> [Requirements] Scan the records for the string "experimento"; copy each line where it occurs.

> [Supplied entries]
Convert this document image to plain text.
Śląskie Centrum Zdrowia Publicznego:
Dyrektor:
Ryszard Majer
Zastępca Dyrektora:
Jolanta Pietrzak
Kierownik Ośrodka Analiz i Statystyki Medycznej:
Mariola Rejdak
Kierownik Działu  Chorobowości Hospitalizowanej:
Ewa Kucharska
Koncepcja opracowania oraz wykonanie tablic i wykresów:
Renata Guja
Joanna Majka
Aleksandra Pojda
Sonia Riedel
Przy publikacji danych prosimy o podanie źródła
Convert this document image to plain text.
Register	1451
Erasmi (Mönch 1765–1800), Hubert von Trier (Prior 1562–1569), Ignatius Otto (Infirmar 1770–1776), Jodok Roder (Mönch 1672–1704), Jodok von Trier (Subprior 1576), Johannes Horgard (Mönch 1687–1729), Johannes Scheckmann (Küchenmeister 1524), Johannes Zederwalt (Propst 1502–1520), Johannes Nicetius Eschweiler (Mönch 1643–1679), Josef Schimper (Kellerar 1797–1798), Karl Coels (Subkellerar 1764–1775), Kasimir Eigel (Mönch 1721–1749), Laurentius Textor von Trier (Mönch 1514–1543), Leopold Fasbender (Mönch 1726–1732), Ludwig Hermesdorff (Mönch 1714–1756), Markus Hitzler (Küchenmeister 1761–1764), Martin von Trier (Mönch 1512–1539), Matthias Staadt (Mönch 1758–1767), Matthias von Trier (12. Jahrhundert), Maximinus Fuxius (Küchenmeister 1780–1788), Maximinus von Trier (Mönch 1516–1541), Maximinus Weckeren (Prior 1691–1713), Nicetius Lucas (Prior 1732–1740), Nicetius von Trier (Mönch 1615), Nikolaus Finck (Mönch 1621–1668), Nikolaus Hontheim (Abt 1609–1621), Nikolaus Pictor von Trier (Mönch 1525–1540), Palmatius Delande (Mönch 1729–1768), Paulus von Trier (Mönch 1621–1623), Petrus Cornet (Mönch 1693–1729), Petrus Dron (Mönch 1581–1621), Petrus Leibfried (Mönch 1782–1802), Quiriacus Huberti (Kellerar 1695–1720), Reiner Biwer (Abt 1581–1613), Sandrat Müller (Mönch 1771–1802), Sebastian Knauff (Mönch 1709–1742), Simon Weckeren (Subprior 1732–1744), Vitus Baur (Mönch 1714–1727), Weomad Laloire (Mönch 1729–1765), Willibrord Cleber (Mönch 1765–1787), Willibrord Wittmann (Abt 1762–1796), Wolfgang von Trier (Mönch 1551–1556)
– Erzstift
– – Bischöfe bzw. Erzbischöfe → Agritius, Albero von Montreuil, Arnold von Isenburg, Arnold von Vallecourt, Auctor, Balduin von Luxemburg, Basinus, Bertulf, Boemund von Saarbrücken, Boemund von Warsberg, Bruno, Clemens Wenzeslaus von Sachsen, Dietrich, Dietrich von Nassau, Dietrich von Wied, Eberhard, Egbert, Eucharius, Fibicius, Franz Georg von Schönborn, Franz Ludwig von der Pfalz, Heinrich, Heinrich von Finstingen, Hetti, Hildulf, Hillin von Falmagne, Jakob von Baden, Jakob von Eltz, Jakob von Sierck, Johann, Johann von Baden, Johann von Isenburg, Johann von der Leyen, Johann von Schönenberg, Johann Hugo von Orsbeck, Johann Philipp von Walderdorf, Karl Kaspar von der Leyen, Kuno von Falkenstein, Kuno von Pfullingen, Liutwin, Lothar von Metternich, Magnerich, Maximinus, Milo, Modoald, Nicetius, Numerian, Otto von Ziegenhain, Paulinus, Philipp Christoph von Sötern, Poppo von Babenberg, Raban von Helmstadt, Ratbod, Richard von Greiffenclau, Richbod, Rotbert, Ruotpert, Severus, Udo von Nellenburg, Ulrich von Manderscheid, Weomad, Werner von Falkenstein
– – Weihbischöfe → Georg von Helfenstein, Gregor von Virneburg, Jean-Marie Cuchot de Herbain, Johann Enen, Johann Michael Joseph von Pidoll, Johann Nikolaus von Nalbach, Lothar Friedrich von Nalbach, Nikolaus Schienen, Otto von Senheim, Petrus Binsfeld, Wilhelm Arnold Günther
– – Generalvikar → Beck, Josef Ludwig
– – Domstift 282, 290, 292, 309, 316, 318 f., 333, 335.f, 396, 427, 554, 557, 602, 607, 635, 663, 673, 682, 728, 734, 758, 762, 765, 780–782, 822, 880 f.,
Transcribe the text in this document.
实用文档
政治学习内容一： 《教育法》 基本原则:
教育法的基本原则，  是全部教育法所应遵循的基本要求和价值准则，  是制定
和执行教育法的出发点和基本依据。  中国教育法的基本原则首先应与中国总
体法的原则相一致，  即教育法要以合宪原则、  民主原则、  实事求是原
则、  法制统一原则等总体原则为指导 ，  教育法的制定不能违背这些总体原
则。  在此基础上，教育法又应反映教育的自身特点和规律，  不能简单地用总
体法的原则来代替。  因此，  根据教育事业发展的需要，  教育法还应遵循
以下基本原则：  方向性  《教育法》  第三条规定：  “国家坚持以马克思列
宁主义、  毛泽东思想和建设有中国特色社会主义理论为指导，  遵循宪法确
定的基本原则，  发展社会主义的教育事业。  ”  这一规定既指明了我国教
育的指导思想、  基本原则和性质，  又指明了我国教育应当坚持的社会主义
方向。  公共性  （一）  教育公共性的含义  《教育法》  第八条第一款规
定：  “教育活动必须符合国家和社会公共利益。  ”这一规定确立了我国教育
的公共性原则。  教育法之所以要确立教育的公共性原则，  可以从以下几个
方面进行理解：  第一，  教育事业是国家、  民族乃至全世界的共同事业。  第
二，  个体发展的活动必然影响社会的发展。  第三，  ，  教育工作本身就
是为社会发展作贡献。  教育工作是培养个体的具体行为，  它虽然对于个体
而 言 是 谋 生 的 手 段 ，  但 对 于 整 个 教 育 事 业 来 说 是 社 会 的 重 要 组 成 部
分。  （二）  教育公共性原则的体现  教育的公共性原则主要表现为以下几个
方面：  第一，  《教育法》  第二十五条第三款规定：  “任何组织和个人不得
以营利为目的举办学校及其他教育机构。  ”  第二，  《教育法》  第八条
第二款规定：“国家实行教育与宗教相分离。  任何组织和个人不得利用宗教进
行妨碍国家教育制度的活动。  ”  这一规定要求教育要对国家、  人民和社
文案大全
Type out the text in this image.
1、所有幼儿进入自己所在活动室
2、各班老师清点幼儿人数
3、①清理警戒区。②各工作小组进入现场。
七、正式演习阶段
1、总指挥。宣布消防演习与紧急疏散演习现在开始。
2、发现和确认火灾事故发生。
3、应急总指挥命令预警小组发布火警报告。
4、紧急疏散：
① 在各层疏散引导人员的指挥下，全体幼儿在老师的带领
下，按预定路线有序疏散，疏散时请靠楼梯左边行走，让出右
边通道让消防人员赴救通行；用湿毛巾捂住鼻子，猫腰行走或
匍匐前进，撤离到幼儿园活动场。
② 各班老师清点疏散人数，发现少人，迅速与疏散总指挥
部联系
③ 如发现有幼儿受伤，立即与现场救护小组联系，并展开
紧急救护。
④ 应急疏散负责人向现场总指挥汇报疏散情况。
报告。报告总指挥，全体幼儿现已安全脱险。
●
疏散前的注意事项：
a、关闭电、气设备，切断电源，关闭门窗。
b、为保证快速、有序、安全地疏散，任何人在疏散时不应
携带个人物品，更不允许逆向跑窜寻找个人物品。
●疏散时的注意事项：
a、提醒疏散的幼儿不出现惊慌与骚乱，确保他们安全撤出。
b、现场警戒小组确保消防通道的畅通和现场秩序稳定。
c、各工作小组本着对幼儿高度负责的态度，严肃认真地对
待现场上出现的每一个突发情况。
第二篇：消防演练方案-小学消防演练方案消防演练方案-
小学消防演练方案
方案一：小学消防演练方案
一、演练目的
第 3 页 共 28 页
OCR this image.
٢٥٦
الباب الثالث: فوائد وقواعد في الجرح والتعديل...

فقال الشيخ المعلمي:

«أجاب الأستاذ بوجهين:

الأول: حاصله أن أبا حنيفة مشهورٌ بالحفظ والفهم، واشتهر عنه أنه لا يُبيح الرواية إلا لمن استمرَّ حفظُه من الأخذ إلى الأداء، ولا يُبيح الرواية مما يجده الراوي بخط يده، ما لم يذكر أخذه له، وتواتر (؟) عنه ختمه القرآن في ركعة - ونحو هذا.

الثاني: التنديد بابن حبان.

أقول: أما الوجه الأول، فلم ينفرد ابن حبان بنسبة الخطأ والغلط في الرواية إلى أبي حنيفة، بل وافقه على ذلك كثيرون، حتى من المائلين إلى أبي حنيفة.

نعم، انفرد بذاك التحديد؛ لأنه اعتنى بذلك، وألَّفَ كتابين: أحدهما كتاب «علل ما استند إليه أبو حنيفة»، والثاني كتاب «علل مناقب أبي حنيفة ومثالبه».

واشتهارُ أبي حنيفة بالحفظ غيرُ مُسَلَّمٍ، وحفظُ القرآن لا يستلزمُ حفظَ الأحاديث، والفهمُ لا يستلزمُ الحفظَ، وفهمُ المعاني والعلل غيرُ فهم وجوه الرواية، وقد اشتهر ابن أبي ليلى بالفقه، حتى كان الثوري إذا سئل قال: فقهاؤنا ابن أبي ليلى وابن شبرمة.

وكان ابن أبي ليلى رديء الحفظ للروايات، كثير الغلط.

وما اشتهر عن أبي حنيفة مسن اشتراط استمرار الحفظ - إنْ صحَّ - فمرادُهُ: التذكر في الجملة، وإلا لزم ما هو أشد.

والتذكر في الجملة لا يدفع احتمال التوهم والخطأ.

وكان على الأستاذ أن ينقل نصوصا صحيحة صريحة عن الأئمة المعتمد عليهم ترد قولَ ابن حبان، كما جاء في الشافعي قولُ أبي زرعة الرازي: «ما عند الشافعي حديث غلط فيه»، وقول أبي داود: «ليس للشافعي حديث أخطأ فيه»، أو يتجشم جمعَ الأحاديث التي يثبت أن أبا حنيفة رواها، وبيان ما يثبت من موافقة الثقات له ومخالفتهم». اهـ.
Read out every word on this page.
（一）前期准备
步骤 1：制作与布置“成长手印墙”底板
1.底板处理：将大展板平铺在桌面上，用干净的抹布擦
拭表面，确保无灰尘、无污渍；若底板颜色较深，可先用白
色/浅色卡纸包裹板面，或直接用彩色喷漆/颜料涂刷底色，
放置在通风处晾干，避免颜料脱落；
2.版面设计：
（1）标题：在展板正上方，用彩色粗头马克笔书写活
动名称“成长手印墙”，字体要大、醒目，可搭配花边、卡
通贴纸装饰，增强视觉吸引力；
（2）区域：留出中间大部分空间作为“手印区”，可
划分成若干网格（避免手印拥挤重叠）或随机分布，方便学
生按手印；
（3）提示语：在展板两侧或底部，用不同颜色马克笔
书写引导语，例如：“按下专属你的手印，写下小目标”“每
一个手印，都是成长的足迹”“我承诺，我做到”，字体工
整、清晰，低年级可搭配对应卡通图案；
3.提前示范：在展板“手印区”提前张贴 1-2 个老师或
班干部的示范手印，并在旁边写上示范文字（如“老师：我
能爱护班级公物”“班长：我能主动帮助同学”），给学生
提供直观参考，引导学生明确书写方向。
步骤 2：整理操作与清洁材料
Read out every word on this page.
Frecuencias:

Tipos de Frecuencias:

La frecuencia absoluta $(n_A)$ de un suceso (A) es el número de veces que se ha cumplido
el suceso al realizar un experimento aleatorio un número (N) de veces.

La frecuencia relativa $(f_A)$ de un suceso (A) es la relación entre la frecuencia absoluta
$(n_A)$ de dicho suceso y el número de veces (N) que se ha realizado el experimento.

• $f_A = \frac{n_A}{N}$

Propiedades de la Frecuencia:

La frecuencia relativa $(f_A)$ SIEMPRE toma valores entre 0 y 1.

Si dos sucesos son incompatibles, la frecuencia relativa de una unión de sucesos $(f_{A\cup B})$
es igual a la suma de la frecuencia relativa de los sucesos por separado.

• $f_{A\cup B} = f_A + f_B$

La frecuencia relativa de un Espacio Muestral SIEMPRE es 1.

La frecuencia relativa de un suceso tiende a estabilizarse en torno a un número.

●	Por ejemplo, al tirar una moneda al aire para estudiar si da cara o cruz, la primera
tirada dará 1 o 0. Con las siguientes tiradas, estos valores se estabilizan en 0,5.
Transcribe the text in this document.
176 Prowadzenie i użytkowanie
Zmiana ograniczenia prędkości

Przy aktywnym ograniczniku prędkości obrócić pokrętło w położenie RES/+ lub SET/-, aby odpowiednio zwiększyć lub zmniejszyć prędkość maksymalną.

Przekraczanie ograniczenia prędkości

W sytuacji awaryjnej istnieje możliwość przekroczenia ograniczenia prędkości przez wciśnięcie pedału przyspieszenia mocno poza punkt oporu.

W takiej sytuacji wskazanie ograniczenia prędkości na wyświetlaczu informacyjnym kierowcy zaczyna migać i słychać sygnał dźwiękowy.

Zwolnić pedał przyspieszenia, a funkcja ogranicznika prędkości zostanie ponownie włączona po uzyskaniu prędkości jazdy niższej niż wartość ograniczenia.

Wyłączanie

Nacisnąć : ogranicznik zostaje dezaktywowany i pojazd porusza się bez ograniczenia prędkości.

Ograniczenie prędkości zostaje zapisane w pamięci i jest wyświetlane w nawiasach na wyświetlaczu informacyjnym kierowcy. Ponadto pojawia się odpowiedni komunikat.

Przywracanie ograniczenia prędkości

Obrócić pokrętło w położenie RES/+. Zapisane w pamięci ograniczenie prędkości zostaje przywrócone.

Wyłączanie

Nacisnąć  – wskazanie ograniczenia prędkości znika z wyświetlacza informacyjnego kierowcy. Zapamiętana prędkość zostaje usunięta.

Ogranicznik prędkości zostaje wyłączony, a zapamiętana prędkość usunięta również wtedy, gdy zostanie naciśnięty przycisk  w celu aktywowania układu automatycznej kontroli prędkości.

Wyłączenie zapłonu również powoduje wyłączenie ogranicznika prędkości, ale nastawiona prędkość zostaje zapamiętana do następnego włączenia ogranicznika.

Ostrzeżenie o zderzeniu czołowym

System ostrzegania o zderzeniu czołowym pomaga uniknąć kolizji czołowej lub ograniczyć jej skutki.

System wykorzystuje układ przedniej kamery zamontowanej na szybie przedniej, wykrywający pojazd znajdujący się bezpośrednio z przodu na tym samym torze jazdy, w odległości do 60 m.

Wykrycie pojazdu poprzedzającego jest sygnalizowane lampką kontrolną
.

> [Problem solution]
el suceso al realizar un experimento aleatorio un número (N) de veces.
$(n_A)$ de dicho suceso y el número de veces (N) que se ha realizado el experimento.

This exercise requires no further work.